#### Task item:
Retype the records exactly, with nothing added or dropped.

[Records from a data collection]
Start of Block
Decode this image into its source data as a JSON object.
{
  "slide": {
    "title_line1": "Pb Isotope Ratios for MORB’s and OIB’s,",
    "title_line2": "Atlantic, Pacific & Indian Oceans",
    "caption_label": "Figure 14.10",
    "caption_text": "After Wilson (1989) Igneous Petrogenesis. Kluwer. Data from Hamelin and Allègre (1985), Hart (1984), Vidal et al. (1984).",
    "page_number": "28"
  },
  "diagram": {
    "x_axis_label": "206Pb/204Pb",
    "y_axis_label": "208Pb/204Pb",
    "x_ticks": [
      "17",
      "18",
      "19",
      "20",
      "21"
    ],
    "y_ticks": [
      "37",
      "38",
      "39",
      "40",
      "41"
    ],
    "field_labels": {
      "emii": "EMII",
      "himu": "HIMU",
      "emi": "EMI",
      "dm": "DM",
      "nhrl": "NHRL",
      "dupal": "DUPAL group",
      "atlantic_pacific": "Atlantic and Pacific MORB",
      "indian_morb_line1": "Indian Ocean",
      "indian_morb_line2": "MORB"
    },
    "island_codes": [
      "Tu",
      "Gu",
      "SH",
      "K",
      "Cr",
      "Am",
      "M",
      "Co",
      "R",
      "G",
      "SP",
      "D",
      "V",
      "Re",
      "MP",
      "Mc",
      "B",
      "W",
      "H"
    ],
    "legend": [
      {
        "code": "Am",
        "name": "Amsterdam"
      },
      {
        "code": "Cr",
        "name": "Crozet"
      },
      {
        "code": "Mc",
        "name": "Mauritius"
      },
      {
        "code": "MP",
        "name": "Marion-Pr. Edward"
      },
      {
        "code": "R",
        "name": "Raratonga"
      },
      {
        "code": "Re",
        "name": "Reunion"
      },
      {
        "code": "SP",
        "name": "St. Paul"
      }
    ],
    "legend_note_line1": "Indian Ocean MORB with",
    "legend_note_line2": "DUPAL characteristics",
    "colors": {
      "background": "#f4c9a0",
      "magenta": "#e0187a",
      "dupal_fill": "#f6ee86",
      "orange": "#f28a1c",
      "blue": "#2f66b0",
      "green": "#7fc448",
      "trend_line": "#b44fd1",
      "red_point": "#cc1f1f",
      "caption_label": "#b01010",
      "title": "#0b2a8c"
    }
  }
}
End of Block
#### Your solution:
Decode this image into its source data as a JSON object.
{
  "slide": {
    "title_line1": "Pb Isotope Ratios for MORB’s and OIB’s,",
    "title_line2": "Atlantic, Pacific & Indian Oceans",
    "caption_label": "Figure 14.10",
    "caption_text": "After Wilson (1989) Igneous Petrogenesis. Kluwer. Data from Hamelin and Allègre (1985), Hart (1984), Vidal et al. (1984).",
    "page_number": "28"
  },
  "diagram": {
    "x_axis_label": "206Pb/204Pb",
    "y_axis_label": "208Pb/204Pb",
    "x_ticks": [
      "17",
      "18",
      "19",
      "20",
      "21"
    ],
    "y_ticks": [
      "37",
      "38",
      "39",
      "40",
      "41"
    ],
    "field_labels": {
      "emii": "EMII",
      "himu": "HIMU",
      "emi": "EMI",
      "dm": "DM",
      "nhrl": "NHRL",
      "dupal": "DUPAL group",
      "atlantic_pacific": "Atlantic and Pacific MORB",
      "indian_morb_line1": "Indian Ocean",
      "indian_morb_line2": "MORB"
    },
    "island_codes": [
      "Tu",
      "Gu",
      "SH",
      "K",
      "Cr",
      "Am",
      "M",
      "Co",
      "R",
      "G",
      "SP",
      "D",
      "V",
      "Re",
      "MP",
      "Mc",
      "B",
      "W",
      "H"
    ],
    "legend": [
      {
        "code": "Am",
        "name": "Amsterdam"
      },
      {
        "code": "Cr",
        "name": "Crozet"
      },
      {
        "code": "Mc",
        "name": "Mauritius"
      },
      {
        "code": "MP",
        "name": "Marion-Pr. Edward"
      },
      {
        "code": "R",
        "name": "Raratonga"
      },
      {
        "code": "Re",
        "name": "Reunion"
      },
      {
        "code": "SP",
        "name": "St. Paul"
      }
    ],
    "legend_note_line1": "Indian Ocean MORB with",
    "legend_note_line2": "DUPAL characteristics",
    "colors": {
      "background": "#f4c9a0",
      "magenta": "#e0187a",
      "dupal_fill": "#f6ee86",
      "orange": "#f28a1c",
      "blue": "#2f66b0",
      "green": "#7fc448",
      "trend_line": "#b44fd1",
      "red_point": "#cc1f1f",
      "caption_label": "#b01010",
      "title": "#0b2a8c"
    }
  }
}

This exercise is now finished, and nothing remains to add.